- [DATA IN THIS EXERCISE]
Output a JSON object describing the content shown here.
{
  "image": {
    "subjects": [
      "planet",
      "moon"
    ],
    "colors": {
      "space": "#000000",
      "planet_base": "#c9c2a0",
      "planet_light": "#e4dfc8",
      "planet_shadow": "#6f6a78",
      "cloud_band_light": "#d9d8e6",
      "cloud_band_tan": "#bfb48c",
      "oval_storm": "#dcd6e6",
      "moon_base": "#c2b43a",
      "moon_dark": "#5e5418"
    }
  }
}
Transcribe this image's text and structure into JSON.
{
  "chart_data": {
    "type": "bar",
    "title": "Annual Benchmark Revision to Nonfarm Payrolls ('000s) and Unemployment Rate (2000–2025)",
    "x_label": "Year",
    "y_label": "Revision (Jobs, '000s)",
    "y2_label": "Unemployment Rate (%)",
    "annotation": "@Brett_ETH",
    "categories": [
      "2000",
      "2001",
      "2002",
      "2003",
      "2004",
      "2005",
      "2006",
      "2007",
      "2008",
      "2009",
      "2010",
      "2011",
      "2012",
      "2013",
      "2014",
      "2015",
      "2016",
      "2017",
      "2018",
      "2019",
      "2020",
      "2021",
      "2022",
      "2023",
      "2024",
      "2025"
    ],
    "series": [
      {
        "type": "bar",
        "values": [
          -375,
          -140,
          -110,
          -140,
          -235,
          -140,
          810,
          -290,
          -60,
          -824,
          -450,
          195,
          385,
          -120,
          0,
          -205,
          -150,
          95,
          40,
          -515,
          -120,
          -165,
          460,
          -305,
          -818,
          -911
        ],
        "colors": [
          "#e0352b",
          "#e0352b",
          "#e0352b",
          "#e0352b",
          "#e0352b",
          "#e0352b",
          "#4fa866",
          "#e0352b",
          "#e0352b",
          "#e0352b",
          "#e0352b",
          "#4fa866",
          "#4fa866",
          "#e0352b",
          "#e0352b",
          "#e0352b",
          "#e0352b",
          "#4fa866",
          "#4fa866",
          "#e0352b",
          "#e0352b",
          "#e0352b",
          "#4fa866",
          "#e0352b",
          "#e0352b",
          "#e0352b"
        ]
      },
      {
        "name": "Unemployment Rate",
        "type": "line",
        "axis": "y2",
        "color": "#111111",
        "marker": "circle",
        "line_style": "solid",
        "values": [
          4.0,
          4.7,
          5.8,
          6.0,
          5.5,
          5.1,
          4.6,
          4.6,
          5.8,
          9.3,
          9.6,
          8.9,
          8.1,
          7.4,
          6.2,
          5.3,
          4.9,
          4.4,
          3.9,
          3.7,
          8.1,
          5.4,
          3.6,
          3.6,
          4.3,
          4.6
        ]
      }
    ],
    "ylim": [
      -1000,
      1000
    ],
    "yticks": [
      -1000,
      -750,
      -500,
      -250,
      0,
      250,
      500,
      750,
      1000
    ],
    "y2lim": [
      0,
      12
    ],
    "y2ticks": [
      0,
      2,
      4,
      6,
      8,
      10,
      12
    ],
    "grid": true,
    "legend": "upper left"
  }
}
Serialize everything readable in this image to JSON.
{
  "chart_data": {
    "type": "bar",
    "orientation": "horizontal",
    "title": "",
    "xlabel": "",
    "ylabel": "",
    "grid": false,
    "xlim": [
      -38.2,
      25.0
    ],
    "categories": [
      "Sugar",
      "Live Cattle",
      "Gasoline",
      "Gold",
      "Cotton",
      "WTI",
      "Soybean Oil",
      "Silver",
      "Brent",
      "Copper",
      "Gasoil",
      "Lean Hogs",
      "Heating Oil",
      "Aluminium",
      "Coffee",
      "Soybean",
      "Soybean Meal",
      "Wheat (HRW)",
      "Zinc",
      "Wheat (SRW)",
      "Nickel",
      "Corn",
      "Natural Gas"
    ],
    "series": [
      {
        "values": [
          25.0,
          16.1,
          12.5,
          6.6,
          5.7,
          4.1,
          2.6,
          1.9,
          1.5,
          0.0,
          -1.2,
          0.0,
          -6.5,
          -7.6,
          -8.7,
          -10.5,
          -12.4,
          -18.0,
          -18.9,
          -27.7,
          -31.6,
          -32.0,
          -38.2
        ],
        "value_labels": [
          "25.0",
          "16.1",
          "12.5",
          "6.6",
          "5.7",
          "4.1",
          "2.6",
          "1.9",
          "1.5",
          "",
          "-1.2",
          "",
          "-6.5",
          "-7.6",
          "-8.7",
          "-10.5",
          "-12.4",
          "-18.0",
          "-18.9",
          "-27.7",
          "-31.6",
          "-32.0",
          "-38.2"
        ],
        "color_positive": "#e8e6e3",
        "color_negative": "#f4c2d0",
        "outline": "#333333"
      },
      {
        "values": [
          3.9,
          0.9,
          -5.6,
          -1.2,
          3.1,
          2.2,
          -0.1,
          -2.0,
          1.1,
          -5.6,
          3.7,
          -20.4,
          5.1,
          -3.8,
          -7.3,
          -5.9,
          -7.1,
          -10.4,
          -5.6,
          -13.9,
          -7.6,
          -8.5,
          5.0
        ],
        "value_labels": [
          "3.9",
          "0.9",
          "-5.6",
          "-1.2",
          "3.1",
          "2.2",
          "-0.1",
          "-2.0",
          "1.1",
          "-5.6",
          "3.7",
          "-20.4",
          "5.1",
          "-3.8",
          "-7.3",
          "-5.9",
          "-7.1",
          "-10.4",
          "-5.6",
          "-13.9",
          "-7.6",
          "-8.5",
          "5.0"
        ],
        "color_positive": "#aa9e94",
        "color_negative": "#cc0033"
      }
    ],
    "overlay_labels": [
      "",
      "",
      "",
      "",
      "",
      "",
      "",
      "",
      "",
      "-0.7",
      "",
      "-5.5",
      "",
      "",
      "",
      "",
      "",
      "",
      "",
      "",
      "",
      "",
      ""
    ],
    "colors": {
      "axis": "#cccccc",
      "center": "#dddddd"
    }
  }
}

- [WHAT YOU SHOULD DO] Your task is to transcribe the listing above in full, exactly as given.

- [RESULT]
Output a JSON object describing the content shown here.
{
  "image": {
    "subjects": [
      "planet",
      "moon"
    ],
    "colors": {
      "space": "#000000",
      "planet_base": "#c9c2a0",
      "planet_light": "#e4dfc8",
      "planet_shadow": "#6f6a78",
      "cloud_band_light": "#d9d8e6",
      "cloud_band_tan": "#bfb48c",
      "oval_storm": "#dcd6e6",
      "moon_base": "#c2b43a",
      "moon_dark": "#5e5418"
    }
  }
}
Transcribe this image's text and structure into JSON.
{
  "chart_data": {
    "type": "bar",
    "title": "Annual Benchmark Revision to Nonfarm Payrolls ('000s) and Unemployment Rate (2000–2025)",
    "x_label": "Year",
    "y_label": "Revision (Jobs, '000s)",
    "y2_label": "Unemployment Rate (%)",
    "annotation": "@Brett_ETH",
    "categories": [
      "2000",
      "2001",
      "2002",
      "2003",
      "2004",
      "2005",
      "2006",
      "2007",
      "2008",
      "2009",
      "2010",
      "2011",
      "2012",
      "2013",
      "2014",
      "2015",
      "2016",
      "2017",
      "2018",
      "2019",
      "2020",
      "2021",
      "2022",
      "2023",
      "2024",
      "2025"
    ],
    "series": [
      {
        "type": "bar",
        "values": [
          -375,
          -140,
          -110,
          -140,
          -235,
          -140,
          810,
          -290,
          -60,
          -824,
          -450,
          195,
          385,
          -120,
          0,
          -205,
          -150,
          95,
          40,
          -515,
          -120,
          -165,
          460,
          -305,
          -818,
          -911
        ],
        "colors": [
          "#e0352b",
          "#e0352b",
          "#e0352b",
          "#e0352b",
          "#e0352b",
          "#e0352b",
          "#4fa866",
          "#e0352b",
          "#e0352b",
          "#e0352b",
          "#e0352b",
          "#4fa866",
          "#4fa866",
          "#e0352b",
          "#e0352b",
          "#e0352b",
          "#e0352b",
          "#4fa866",
          "#4fa866",
          "#e0352b",
          "#e0352b",
          "#e0352b",
          "#4fa866",
          "#e0352b",
          "#e0352b",
          "#e0352b"
        ]
      },
      {
        "name": "Unemployment Rate",
        "type": "line",
        "axis": "y2",
        "color": "#111111",
        "marker": "circle",
        "line_style": "solid",
        "values": [
          4.0,
          4.7,
          5.8,
          6.0,
          5.5,
          5.1,
          4.6,
          4.6,
          5.8,
          9.3,
          9.6,
          8.9,
          8.1,
          7.4,
          6.2,
          5.3,
          4.9,
          4.4,
          3.9,
          3.7,
          8.1,
          5.4,
          3.6,
          3.6,
          4.3,
          4.6
        ]
      }
    ],
    "ylim": [
      -1000,
      1000
    ],
    "yticks": [
      -1000,
      -750,
      -500,
      -250,
      0,
      250,
      500,
      750,
      1000
    ],
    "y2lim": [
      0,
      12
    ],
    "y2ticks": [
      0,
      2,
      4,
      6,
      8,
      10,
      12
    ],
    "grid": true,
    "legend": "upper left"
  }
}
Serialize everything readable in this image to JSON.
{
  "chart_data": {
    "type": "bar",
    "orientation": "horizontal",
    "title": "",
    "xlabel": "",
    "ylabel": "",
    "grid": false,
    "xlim": [
      -38.2,
      25.0
    ],
    "categories": [
      "Sugar",
      "Live Cattle",
      "Gasoline",
      "Gold",
      "Cotton",
      "WTI",
      "Soybean Oil",
      "Silver",
      "Brent",
      "Copper",
      "Gasoil",
      "Lean Hogs",
      "Heating Oil",
      "Aluminium",
      "Coffee",
      "Soybean",
      "Soybean Meal",
      "Wheat (HRW)",
      "Zinc",
      "Wheat (SRW)",
      "Nickel",
      "Corn",
      "Natural Gas"
    ],
    "series": [
      {
        "values": [
          25.0,
          16.1,
          12.5,
          6.6,
          5.7,
          4.1,
          2.6,
          1.9,
          1.5,
          0.0,
          -1.2,
          0.0,
          -6.5,
          -7.6,
          -8.7,
          -10.5,
          -12.4,
          -18.0,
          -18.9,
          -27.7,
          -31.6,
          -32.0,
          -38.2
        ],
        "value_labels": [
          "25.0",
          "16.1",
          "12.5",
          "6.6",
          "5.7",
          "4.1",
          "2.6",
          "1.9",
          "1.5",
          "",
          "-1.2",
          "",
          "-6.5",
          "-7.6",
          "-8.7",
          "-10.5",
          "-12.4",
          "-18.0",
          "-18.9",
          "-27.7",
          "-31.6",
          "-32.0",
          "-38.2"
        ],
        "color_positive": "#e8e6e3",
        "color_negative": "#f4c2d0",
        "outline": "#333333"
      },
      {
        "values": [
          3.9,
          0.9,
          -5.6,
          -1.2,
          3.1,
          2.2,
          -0.1,
          -2.0,
          1.1,
          -5.6,
          3.7,
          -20.4,
          5.1,
          -3.8,
          -7.3,
          -5.9,
          -7.1,
          -10.4,
          -5.6,
          -13.9,
          -7.6,
          -8.5,
          5.0
        ],
        "value_labels": [
          "3.9",
          "0.9",
          "-5.6",
          "-1.2",
          "3.1",
          "2.2",
          "-0.1",
          "-2.0",
          "1.1",
          "-5.6",
          "3.7",
          "-20.4",
          "5.1",
          "-3.8",
          "-7.3",
          "-5.9",
          "-7.1",
          "-10.4",
          "-5.6",
          "-13.9",
          "-7.6",
          "-8.5",
          "5.0"
        ],
        "color_positive": "#aa9e94",
        "color_negative": "#cc0033"
      }
    ],
    "overlay_labels": [
      "",
      "",
      "",
      "",
      "",
      "",
      "",
      "",
      "",
      "-0.7",
      "",
      "-5.5",
      "",
      "",
      "",
      "",
      "",
      "",
      "",
      "",
      "",
      "",
      ""
    ],
    "colors": {
      "axis": "#cccccc",
      "center": "#dddddd"
    }
  }
}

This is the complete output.